◆ WHAT THIS TASK INVOLVES ◆
Find the lines below that contain the word "information" and count them. Only the number should be given.

◆ INPUT FOR THIS TASK ◆
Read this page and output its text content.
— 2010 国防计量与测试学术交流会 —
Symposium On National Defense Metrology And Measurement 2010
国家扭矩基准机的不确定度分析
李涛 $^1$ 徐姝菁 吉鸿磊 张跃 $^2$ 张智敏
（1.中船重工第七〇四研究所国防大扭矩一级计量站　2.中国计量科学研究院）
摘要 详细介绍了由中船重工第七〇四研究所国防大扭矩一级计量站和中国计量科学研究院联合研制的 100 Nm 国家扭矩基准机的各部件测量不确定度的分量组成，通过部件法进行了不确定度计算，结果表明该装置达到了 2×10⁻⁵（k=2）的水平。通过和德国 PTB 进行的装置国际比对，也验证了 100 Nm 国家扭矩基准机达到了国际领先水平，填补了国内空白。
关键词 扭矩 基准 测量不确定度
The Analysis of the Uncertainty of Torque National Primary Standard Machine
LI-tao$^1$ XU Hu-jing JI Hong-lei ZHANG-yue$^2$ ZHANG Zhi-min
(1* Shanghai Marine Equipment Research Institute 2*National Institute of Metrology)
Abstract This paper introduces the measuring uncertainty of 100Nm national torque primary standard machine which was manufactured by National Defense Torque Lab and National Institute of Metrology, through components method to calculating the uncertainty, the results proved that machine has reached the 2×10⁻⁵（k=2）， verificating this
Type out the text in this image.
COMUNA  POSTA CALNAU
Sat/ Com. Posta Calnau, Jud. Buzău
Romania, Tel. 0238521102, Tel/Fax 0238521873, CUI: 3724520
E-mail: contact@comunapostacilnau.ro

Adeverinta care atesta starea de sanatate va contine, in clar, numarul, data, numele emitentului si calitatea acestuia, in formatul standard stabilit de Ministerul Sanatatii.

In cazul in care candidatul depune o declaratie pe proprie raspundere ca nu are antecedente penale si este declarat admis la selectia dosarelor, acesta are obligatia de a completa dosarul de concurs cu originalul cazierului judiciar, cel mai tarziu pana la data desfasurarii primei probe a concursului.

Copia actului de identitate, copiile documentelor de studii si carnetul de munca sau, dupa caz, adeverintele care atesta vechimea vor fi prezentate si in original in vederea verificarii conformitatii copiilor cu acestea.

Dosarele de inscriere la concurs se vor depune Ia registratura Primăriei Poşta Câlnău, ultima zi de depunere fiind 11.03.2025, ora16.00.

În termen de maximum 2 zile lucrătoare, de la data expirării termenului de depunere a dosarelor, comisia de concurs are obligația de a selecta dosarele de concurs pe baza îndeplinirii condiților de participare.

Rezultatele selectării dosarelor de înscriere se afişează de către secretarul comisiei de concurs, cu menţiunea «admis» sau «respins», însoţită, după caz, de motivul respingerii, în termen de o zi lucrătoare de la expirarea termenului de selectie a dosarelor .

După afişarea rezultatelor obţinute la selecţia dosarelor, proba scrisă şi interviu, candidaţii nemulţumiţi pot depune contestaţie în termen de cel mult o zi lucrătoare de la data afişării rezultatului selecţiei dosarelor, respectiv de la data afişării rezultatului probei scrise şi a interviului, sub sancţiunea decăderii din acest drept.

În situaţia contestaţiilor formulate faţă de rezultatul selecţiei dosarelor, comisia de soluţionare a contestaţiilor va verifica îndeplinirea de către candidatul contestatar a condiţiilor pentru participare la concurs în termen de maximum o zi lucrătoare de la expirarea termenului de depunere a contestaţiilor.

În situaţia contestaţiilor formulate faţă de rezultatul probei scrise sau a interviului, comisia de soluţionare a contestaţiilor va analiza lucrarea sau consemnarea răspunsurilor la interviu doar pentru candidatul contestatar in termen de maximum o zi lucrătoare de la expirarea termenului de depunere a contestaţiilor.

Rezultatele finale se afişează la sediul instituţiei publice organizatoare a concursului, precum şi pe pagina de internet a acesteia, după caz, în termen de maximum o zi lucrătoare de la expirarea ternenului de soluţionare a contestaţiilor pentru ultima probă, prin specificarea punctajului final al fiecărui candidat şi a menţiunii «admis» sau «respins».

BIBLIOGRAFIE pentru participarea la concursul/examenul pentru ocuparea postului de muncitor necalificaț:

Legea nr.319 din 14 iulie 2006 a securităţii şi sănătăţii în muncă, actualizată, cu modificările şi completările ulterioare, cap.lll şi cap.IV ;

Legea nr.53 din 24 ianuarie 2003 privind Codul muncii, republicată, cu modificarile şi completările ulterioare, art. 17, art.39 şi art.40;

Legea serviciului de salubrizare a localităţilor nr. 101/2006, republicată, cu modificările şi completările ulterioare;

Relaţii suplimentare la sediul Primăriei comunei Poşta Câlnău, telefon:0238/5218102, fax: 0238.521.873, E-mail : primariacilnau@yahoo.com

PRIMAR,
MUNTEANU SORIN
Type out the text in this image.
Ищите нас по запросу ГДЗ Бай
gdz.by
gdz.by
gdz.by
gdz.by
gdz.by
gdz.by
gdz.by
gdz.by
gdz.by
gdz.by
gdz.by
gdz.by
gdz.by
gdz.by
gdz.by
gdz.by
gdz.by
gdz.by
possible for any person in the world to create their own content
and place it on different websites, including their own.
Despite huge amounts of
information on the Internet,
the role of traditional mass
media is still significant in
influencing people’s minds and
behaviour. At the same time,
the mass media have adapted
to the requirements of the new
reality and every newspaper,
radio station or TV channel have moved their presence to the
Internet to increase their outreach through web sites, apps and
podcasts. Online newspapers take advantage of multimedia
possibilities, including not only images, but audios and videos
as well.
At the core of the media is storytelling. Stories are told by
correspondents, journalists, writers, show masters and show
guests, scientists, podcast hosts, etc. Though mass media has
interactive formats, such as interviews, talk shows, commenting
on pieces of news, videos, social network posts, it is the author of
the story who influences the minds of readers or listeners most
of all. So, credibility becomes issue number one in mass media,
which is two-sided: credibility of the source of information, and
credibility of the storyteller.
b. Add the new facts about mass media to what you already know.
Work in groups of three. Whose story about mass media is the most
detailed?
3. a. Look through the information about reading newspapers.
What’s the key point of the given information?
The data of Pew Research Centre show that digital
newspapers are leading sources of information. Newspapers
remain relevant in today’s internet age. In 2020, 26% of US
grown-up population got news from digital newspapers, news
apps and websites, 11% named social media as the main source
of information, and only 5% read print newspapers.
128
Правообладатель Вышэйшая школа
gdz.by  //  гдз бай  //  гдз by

◆ RESULT BELOW ◆
6